Gather every line holding the string "责任单位".

========================================

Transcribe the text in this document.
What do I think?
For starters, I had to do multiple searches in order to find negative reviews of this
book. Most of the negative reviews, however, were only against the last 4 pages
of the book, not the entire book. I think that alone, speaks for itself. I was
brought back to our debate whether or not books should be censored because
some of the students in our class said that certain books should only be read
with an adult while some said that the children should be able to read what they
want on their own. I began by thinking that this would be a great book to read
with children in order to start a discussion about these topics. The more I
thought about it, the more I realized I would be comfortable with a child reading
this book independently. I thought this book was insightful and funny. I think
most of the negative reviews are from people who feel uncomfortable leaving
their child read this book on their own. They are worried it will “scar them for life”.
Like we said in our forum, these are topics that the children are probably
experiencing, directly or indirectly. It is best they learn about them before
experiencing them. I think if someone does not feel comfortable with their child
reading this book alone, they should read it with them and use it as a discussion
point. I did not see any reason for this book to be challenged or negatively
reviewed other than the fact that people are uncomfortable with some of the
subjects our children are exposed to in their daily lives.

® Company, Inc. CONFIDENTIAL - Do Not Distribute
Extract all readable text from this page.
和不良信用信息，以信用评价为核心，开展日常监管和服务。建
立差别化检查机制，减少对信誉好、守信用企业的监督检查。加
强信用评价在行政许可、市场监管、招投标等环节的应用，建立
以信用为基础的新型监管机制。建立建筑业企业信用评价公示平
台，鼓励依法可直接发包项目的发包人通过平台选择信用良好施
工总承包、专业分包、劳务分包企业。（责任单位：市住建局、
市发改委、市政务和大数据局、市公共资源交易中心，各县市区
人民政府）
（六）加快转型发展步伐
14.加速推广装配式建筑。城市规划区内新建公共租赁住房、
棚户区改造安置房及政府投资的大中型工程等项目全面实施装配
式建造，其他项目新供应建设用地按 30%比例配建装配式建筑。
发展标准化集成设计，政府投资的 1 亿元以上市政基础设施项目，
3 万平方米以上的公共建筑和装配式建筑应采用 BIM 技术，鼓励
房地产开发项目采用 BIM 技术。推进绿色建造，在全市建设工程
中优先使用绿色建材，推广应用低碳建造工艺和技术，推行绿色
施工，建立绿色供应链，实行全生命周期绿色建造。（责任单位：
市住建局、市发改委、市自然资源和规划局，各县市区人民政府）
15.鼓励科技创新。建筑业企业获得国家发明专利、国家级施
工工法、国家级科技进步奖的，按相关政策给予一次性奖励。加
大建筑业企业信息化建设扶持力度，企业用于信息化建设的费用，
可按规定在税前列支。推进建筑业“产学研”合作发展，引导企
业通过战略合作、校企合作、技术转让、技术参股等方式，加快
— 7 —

========================================

PROBLEM SOLUTION:
工总承包、专业分包、劳务分包企业。（责任单位：市住建局、
施工，建立绿色供应链，实行全生命周期绿色建造。（责任单位：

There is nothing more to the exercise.